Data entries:
-.-.-
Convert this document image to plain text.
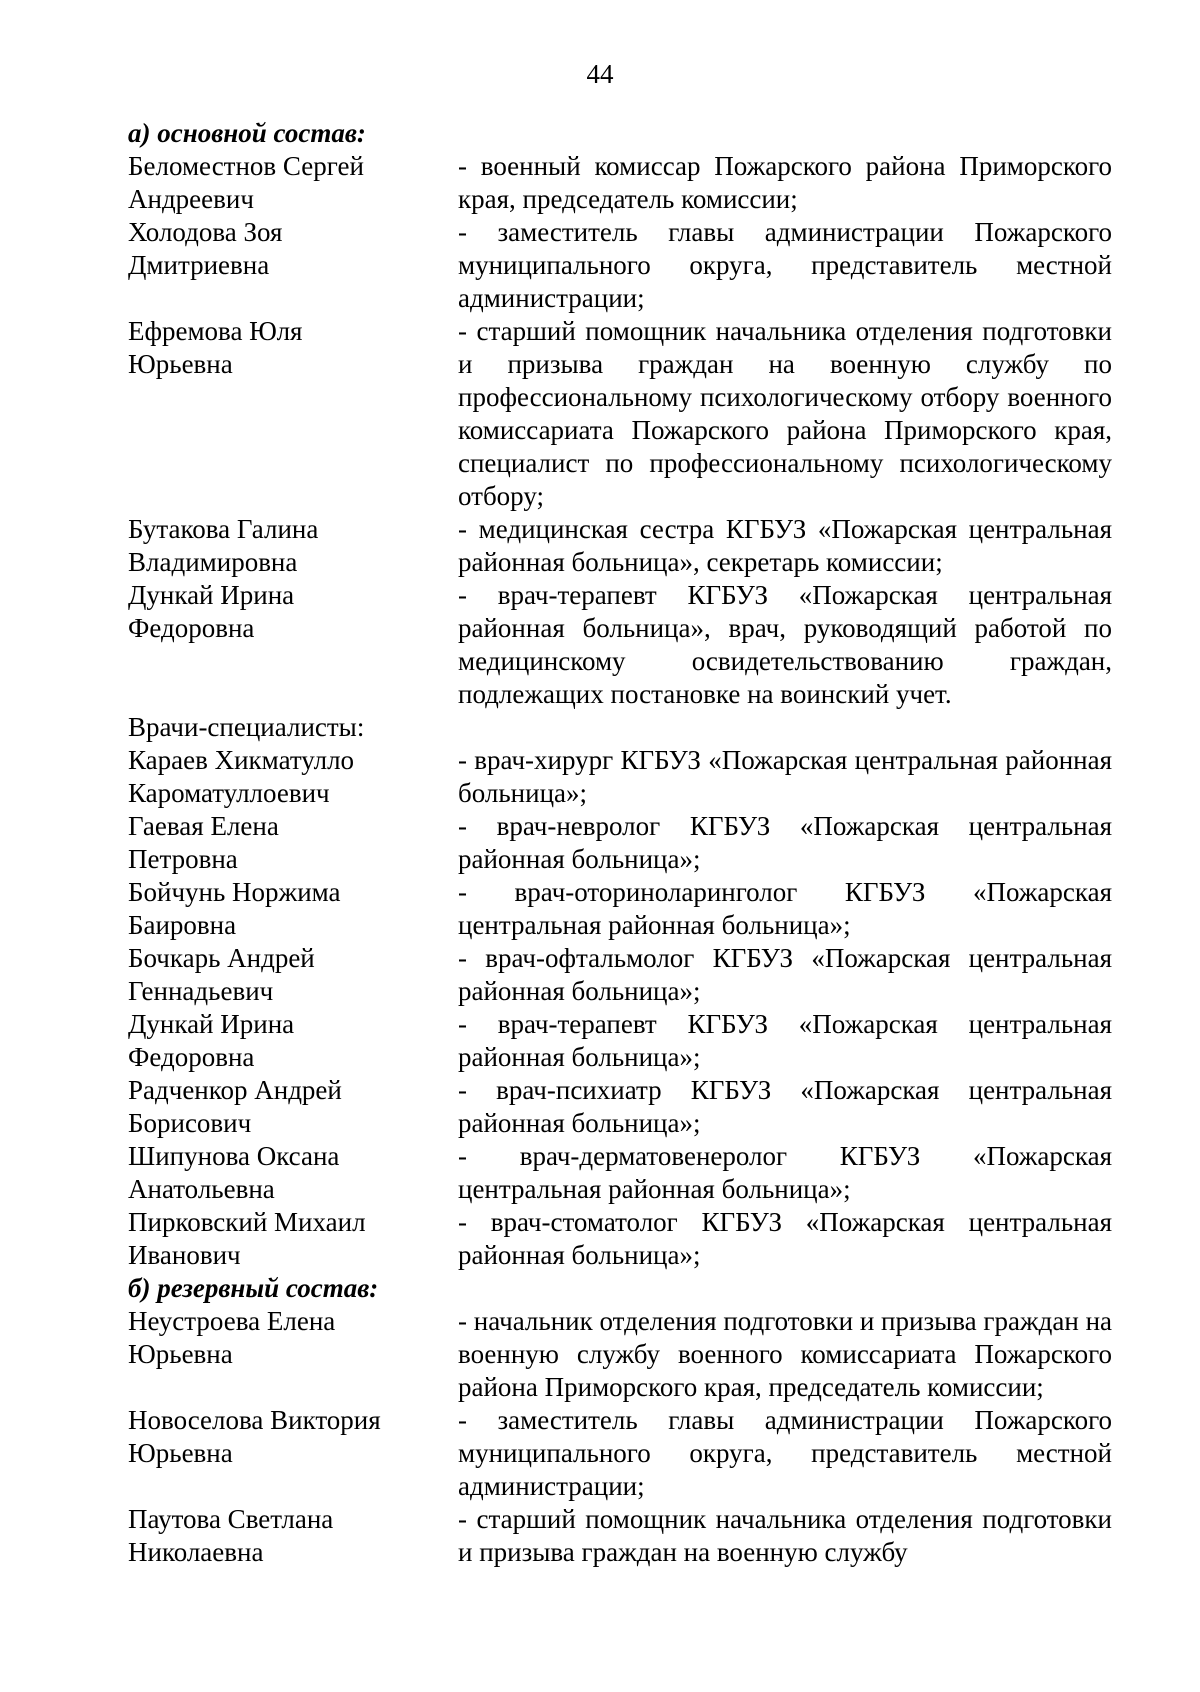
44
а) основной состав:
Беломестнов Сергей
Андреевич
- военный комиссар Пожарского района Приморского края, председатель комиссии;
Холодова Зоя
Дмитриевна
- заместитель главы администрации Пожарского муниципального округа, представитель местной администрации;
Ефремова Юля
Юрьевна
- старший помощник начальника отделения подготовки и призыва граждан на военную службу по профессиональному психологическому отбору военного комиссариата Пожарского района Приморского края, специалист по профессиональному психологическому отбору;
Бутакова Галина
Владимировна
- медицинская сестра КГБУЗ «Пожарская центральная районная больница», секретарь комиссии;
Дункай Ирина
Федоровна
- врач-терапевт КГБУЗ «Пожарская центральная районная больница», врач, руководящий работой по медицинскому освидетельствованию граждан, подлежащих постановке на воинский учет.
Врачи-специалисты:
Караев Хикматулло
Кароматуллоевич
- врач-хирург КГБУЗ «Пожарская центральная районная больница»;
Гаевая Елена
Петровна
- врач-невролог КГБУЗ «Пожарская центральная районная больница»;
Бойчунь Норжима
Баировна
- врач-оториноларинголог КГБУЗ «Пожарская центральная районная больница»;
Бочкарь Андрей
Геннадьевич
- врач-офтальмолог КГБУЗ «Пожарская центральная районная больница»;
Дункай Ирина
Федоровна
- врач-терапевт КГБУЗ «Пожарская центральная районная больница»;
Радченкор Андрей
Борисович
- врач-психиатр КГБУЗ «Пожарская центральная районная больница»;
Шипунова Оксана
Анатольевна
- врач-дерматовенеролог КГБУЗ «Пожарская центральная районная больница»;
Пирковский Михаил
Иванович
- врач-стоматолог КГБУЗ «Пожарская центральная районная больница»;
б) резервный состав:
Неустроева Елена
Юрьевна
- начальник отделения подготовки и призыва граждан на военную службу военного комиссариата Пожарского района Приморского края, председатель комиссии;
Новоселова Виктория
Юрьевна
- заместитель главы администрации Пожарского муниципального округа, представитель местной администрации;
Паутова Светлана
Николаевна
- старший помощник начальника отделения подготовки и призыва граждан на военную службу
-.-.-
Goal: From the listing, tally every line with the word "края" in it and give only the tally.

Solved problem: 3